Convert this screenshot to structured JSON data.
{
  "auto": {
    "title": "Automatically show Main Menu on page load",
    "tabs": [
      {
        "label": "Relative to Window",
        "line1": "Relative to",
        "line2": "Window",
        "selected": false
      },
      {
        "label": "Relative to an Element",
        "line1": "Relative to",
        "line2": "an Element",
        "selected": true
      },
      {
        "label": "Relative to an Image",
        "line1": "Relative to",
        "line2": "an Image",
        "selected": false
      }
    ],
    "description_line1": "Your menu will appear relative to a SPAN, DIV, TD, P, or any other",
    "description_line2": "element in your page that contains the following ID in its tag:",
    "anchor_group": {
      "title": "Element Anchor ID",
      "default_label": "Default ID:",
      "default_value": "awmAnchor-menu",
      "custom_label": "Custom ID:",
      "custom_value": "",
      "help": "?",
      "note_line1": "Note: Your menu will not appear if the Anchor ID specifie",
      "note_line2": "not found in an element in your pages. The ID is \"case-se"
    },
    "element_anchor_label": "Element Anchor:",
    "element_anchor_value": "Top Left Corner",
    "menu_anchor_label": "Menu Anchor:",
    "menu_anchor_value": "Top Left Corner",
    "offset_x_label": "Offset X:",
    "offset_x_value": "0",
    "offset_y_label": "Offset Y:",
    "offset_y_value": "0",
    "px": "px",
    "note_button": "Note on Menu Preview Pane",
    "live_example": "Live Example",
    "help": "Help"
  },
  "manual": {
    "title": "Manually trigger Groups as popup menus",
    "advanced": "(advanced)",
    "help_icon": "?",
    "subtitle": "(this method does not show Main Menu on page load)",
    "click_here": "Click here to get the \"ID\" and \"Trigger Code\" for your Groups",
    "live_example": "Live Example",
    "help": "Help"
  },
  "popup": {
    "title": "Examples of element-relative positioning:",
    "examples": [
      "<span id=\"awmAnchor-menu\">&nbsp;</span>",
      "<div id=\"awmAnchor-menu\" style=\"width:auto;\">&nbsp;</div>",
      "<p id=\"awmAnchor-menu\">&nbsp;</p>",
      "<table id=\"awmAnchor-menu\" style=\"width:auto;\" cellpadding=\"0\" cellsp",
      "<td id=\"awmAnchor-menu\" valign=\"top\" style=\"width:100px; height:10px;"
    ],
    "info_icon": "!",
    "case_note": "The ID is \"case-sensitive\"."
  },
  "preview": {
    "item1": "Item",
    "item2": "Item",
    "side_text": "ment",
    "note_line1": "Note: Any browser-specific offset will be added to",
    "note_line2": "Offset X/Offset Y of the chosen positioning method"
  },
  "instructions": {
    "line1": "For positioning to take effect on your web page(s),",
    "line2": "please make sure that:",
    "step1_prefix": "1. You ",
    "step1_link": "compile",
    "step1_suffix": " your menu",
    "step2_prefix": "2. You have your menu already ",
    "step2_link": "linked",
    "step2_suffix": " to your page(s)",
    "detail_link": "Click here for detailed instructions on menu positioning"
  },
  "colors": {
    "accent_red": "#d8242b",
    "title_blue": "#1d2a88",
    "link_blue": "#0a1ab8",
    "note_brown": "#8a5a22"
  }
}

+++

ABOUT THIS TASK> All of the material above should be reproduced exactly.

RESPONSE TO THIS EXERCISE>
Convert this screenshot to structured JSON data.
{
  "auto": {
    "title": "Automatically show Main Menu on page load",
    "tabs": [
      {
        "label": "Relative to Window",
        "line1": "Relative to",
        "line2": "Window",
        "selected": false
      },
      {
        "label": "Relative to an Element",
        "line1": "Relative to",
        "line2": "an Element",
        "selected": true
      },
      {
        "label": "Relative to an Image",
        "line1": "Relative to",
        "line2": "an Image",
        "selected": false
      }
    ],
    "description_line1": "Your menu will appear relative to a SPAN, DIV, TD, P, or any other",
    "description_line2": "element in your page that contains the following ID in its tag:",
    "anchor_group": {
      "title": "Element Anchor ID",
      "default_label": "Default ID:",
      "default_value": "awmAnchor-menu",
      "custom_label": "Custom ID:",
      "custom_value": "",
      "help": "?",
      "note_line1": "Note: Your menu will not appear if the Anchor ID specifie",
      "note_line2": "not found in an element in your pages. The ID is \"case-se"
    },
    "element_anchor_label": "Element Anchor:",
    "element_anchor_value": "Top Left Corner",
    "menu_anchor_label": "Menu Anchor:",
    "menu_anchor_value": "Top Left Corner",
    "offset_x_label": "Offset X:",
    "offset_x_value": "0",
    "offset_y_label": "Offset Y:",
    "offset_y_value": "0",
    "px": "px",
    "note_button": "Note on Menu Preview Pane",
    "live_example": "Live Example",
    "help": "Help"
  },
  "manual": {
    "title": "Manually trigger Groups as popup menus",
    "advanced": "(advanced)",
    "help_icon": "?",
    "subtitle": "(this method does not show Main Menu on page load)",
    "click_here": "Click here to get the \"ID\" and \"Trigger Code\" for your Groups",
    "live_example": "Live Example",
    "help": "Help"
  },
  "popup": {
    "title": "Examples of element-relative positioning:",
    "examples": [
      "<span id=\"awmAnchor-menu\">&nbsp;</span>",
      "<div id=\"awmAnchor-menu\" style=\"width:auto;\">&nbsp;</div>",
      "<p id=\"awmAnchor-menu\">&nbsp;</p>",
      "<table id=\"awmAnchor-menu\" style=\"width:auto;\" cellpadding=\"0\" cellsp",
      "<td id=\"awmAnchor-menu\" valign=\"top\" style=\"width:100px; height:10px;"
    ],
    "info_icon": "!",
    "case_note": "The ID is \"case-sensitive\"."
  },
  "preview": {
    "item1": "Item",
    "item2": "Item",
    "side_text": "ment",
    "note_line1": "Note: Any browser-specific offset will be added to",
    "note_line2": "Offset X/Offset Y of the chosen positioning method"
  },
  "instructions": {
    "line1": "For positioning to take effect on your web page(s),",
    "line2": "please make sure that:",
    "step1_prefix": "1. You ",
    "step1_link": "compile",
    "step1_suffix": " your menu",
    "step2_prefix": "2. You have your menu already ",
    "step2_link": "linked",
    "step2_suffix": " to your page(s)",
    "detail_link": "Click here for detailed instructions on menu positioning"
  },
  "colors": {
    "accent_red": "#d8242b",
    "title_blue": "#1d2a88",
    "link_blue": "#0a1ab8",
    "note_brown": "#8a5a22"
  }
}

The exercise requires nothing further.